*EXERCISE OBJECTIVE*.
Could you write out the records below exactly as they appear?
-------- DATA FOR PROCESSING
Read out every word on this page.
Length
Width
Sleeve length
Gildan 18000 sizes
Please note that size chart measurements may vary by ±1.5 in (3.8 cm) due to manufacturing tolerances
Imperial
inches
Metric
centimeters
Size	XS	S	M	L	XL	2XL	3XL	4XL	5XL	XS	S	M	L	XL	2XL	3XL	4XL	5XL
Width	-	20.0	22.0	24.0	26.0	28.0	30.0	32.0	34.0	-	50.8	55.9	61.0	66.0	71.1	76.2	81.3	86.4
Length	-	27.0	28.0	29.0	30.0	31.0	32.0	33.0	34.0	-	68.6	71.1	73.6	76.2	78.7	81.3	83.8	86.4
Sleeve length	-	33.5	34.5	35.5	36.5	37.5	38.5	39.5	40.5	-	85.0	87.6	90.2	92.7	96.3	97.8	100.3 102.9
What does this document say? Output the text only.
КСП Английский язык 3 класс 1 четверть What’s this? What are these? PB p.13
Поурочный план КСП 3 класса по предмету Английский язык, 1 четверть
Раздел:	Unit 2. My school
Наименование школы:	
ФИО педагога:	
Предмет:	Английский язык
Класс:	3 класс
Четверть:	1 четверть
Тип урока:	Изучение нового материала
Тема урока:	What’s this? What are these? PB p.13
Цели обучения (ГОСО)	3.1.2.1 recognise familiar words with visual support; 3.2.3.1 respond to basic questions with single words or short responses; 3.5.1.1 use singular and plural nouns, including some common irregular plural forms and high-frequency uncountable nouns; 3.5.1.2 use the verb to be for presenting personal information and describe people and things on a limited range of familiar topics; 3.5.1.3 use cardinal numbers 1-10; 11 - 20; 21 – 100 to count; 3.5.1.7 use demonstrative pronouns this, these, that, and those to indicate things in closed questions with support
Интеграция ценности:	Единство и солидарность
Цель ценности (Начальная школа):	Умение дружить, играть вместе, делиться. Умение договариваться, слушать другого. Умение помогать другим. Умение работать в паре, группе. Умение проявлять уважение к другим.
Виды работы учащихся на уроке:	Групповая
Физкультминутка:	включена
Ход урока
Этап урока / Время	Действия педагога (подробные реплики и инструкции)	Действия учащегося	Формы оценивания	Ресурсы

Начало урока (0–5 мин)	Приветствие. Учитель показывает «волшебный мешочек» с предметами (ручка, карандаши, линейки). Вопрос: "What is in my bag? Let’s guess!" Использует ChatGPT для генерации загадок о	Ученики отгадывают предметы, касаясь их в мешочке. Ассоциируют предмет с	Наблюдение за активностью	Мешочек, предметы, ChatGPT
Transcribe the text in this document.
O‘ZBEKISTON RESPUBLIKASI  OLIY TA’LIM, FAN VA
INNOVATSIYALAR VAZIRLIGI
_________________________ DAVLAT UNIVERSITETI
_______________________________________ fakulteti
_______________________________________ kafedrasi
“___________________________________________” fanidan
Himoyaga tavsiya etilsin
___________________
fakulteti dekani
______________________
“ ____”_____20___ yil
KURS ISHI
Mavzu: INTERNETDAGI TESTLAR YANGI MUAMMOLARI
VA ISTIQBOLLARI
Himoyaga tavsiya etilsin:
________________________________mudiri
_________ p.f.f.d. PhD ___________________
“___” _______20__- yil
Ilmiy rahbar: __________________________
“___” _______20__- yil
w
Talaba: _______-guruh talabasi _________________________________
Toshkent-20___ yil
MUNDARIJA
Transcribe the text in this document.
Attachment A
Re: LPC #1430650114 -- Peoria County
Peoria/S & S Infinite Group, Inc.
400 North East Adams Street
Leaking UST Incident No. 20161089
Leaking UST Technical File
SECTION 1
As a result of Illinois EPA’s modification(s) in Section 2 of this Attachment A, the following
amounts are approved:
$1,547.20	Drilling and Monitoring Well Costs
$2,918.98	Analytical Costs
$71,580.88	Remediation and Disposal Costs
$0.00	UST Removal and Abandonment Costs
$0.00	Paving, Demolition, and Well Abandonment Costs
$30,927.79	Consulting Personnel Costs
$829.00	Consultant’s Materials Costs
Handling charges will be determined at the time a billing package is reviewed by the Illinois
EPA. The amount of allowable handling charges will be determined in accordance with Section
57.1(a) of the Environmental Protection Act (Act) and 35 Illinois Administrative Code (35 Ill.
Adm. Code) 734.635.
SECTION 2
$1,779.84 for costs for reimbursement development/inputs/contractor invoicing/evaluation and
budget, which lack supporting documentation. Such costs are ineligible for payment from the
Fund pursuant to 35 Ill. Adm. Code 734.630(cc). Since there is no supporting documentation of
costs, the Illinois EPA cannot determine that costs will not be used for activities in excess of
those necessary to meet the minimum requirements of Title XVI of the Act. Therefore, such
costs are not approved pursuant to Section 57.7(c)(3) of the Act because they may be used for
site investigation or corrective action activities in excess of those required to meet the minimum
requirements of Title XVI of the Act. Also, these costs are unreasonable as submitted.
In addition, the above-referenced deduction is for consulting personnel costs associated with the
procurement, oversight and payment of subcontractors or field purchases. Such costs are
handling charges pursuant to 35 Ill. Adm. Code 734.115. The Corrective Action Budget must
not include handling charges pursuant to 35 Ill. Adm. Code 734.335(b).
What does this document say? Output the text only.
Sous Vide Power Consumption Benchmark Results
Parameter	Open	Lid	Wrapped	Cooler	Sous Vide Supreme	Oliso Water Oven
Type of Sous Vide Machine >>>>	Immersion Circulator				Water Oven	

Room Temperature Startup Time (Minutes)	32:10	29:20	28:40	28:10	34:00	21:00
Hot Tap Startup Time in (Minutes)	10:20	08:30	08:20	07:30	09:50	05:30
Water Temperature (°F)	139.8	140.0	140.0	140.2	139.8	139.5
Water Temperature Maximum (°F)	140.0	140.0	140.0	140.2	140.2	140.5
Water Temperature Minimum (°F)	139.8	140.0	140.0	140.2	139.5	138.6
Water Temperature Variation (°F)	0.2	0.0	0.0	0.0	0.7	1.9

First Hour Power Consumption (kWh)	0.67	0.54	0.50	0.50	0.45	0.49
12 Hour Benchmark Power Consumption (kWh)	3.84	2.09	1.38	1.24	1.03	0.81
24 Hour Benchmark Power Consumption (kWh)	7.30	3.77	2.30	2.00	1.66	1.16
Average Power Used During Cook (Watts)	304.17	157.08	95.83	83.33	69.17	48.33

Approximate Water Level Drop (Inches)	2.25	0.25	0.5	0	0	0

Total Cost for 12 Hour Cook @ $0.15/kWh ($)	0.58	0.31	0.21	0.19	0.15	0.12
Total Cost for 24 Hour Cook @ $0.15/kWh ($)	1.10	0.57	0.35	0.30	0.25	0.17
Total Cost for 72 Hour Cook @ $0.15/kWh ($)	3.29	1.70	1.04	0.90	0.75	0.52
----------------
*RIGHT ANSWER*.
Read out every word on this page.
Length
Width
Sleeve length
Gildan 18000 sizes
Please note that size chart measurements may vary by ±1.5 in (3.8 cm) due to manufacturing tolerances
Imperial
inches
Metric
centimeters
Size	XS	S	M	L	XL	2XL	3XL	4XL	5XL	XS	S	M	L	XL	2XL	3XL	4XL	5XL
Width	-	20.0	22.0	24.0	26.0	28.0	30.0	32.0	34.0	-	50.8	55.9	61.0	66.0	71.1	76.2	81.3	86.4
Length	-	27.0	28.0	29.0	30.0	31.0	32.0	33.0	34.0	-	68.6	71.1	73.6	76.2	78.7	81.3	83.8	86.4
Sleeve length	-	33.5	34.5	35.5	36.5	37.5	38.5	39.5	40.5	-	85.0	87.6	90.2	92.7	96.3	97.8	100.3 102.9
What does this document say? Output the text only.
КСП Английский язык 3 класс 1 четверть What’s this? What are these? PB p.13
Поурочный план КСП 3 класса по предмету Английский язык, 1 четверть
Раздел:	Unit 2. My school
Наименование школы:	
ФИО педагога:	
Предмет:	Английский язык
Класс:	3 класс
Четверть:	1 четверть
Тип урока:	Изучение нового материала
Тема урока:	What’s this? What are these? PB p.13
Цели обучения (ГОСО)	3.1.2.1 recognise familiar words with visual support; 3.2.3.1 respond to basic questions with single words or short responses; 3.5.1.1 use singular and plural nouns, including some common irregular plural forms and high-frequency uncountable nouns; 3.5.1.2 use the verb to be for presenting personal information and describe people and things on a limited range of familiar topics; 3.5.1.3 use cardinal numbers 1-10; 11 - 20; 21 – 100 to count; 3.5.1.7 use demonstrative pronouns this, these, that, and those to indicate things in closed questions with support
Интеграция ценности:	Единство и солидарность
Цель ценности (Начальная школа):	Умение дружить, играть вместе, делиться. Умение договариваться, слушать другого. Умение помогать другим. Умение работать в паре, группе. Умение проявлять уважение к другим.
Виды работы учащихся на уроке:	Групповая
Физкультминутка:	включена
Ход урока
Этап урока / Время	Действия педагога (подробные реплики и инструкции)	Действия учащегося	Формы оценивания	Ресурсы

Начало урока (0–5 мин)	Приветствие. Учитель показывает «волшебный мешочек» с предметами (ручка, карандаши, линейки). Вопрос: "What is in my bag? Let’s guess!" Использует ChatGPT для генерации загадок о	Ученики отгадывают предметы, касаясь их в мешочке. Ассоциируют предмет с	Наблюдение за активностью	Мешочек, предметы, ChatGPT
Transcribe the text in this document.
O‘ZBEKISTON RESPUBLIKASI  OLIY TA’LIM, FAN VA
INNOVATSIYALAR VAZIRLIGI
_________________________ DAVLAT UNIVERSITETI
_______________________________________ fakulteti
_______________________________________ kafedrasi
“___________________________________________” fanidan
Himoyaga tavsiya etilsin
___________________
fakulteti dekani
______________________
“ ____”_____20___ yil
KURS ISHI
Mavzu: INTERNETDAGI TESTLAR YANGI MUAMMOLARI
VA ISTIQBOLLARI
Himoyaga tavsiya etilsin:
________________________________mudiri
_________ p.f.f.d. PhD ___________________
“___” _______20__- yil
Ilmiy rahbar: __________________________
“___” _______20__- yil
w
Talaba: _______-guruh talabasi _________________________________
Toshkent-20___ yil
MUNDARIJA
Transcribe the text in this document.
Attachment A
Re: LPC #1430650114 -- Peoria County
Peoria/S & S Infinite Group, Inc.
400 North East Adams Street
Leaking UST Incident No. 20161089
Leaking UST Technical File
SECTION 1
As a result of Illinois EPA’s modification(s) in Section 2 of this Attachment A, the following
amounts are approved:
$1,547.20	Drilling and Monitoring Well Costs
$2,918.98	Analytical Costs
$71,580.88	Remediation and Disposal Costs
$0.00	UST Removal and Abandonment Costs
$0.00	Paving, Demolition, and Well Abandonment Costs
$30,927.79	Consulting Personnel Costs
$829.00	Consultant’s Materials Costs
Handling charges will be determined at the time a billing package is reviewed by the Illinois
EPA. The amount of allowable handling charges will be determined in accordance with Section
57.1(a) of the Environmental Protection Act (Act) and 35 Illinois Administrative Code (35 Ill.
Adm. Code) 734.635.
SECTION 2
$1,779.84 for costs for reimbursement development/inputs/contractor invoicing/evaluation and
budget, which lack supporting documentation. Such costs are ineligible for payment from the
Fund pursuant to 35 Ill. Adm. Code 734.630(cc). Since there is no supporting documentation of
costs, the Illinois EPA cannot determine that costs will not be used for activities in excess of
those necessary to meet the minimum requirements of Title XVI of the Act. Therefore, such
costs are not approved pursuant to Section 57.7(c)(3) of the Act because they may be used for
site investigation or corrective action activities in excess of those required to meet the minimum
requirements of Title XVI of the Act. Also, these costs are unreasonable as submitted.
In addition, the above-referenced deduction is for consulting personnel costs associated with the
procurement, oversight and payment of subcontractors or field purchases. Such costs are
handling charges pursuant to 35 Ill. Adm. Code 734.115. The Corrective Action Budget must
not include handling charges pursuant to 35 Ill. Adm. Code 734.335(b).
What does this document say? Output the text only.
Sous Vide Power Consumption Benchmark Results
Parameter	Open	Lid	Wrapped	Cooler	Sous Vide Supreme	Oliso Water Oven
Type of Sous Vide Machine >>>>	Immersion Circulator				Water Oven	

Room Temperature Startup Time (Minutes)	32:10	29:20	28:40	28:10	34:00	21:00
Hot Tap Startup Time in (Minutes)	10:20	08:30	08:20	07:30	09:50	05:30
Water Temperature (°F)	139.8	140.0	140.0	140.2	139.8	139.5
Water Temperature Maximum (°F)	140.0	140.0	140.0	140.2	140.2	140.5
Water Temperature Minimum (°F)	139.8	140.0	140.0	140.2	139.5	138.6
Water Temperature Variation (°F)	0.2	0.0	0.0	0.0	0.7	1.9

First Hour Power Consumption (kWh)	0.67	0.54	0.50	0.50	0.45	0.49
12 Hour Benchmark Power Consumption (kWh)	3.84	2.09	1.38	1.24	1.03	0.81
24 Hour Benchmark Power Consumption (kWh)	7.30	3.77	2.30	2.00	1.66	1.16
Average Power Used During Cook (Watts)	304.17	157.08	95.83	83.33	69.17	48.33

Approximate Water Level Drop (Inches)	2.25	0.25	0.5	0	0	0

Total Cost for 12 Hour Cook @ $0.15/kWh ($)	0.58	0.31	0.21	0.19	0.15	0.12
Total Cost for 24 Hour Cook @ $0.15/kWh ($)	1.10	0.57	0.35	0.30	0.25	0.17
Total Cost for 72 Hour Cook @ $0.15/kWh ($)	3.29	1.70	1.04	0.90	0.75	0.52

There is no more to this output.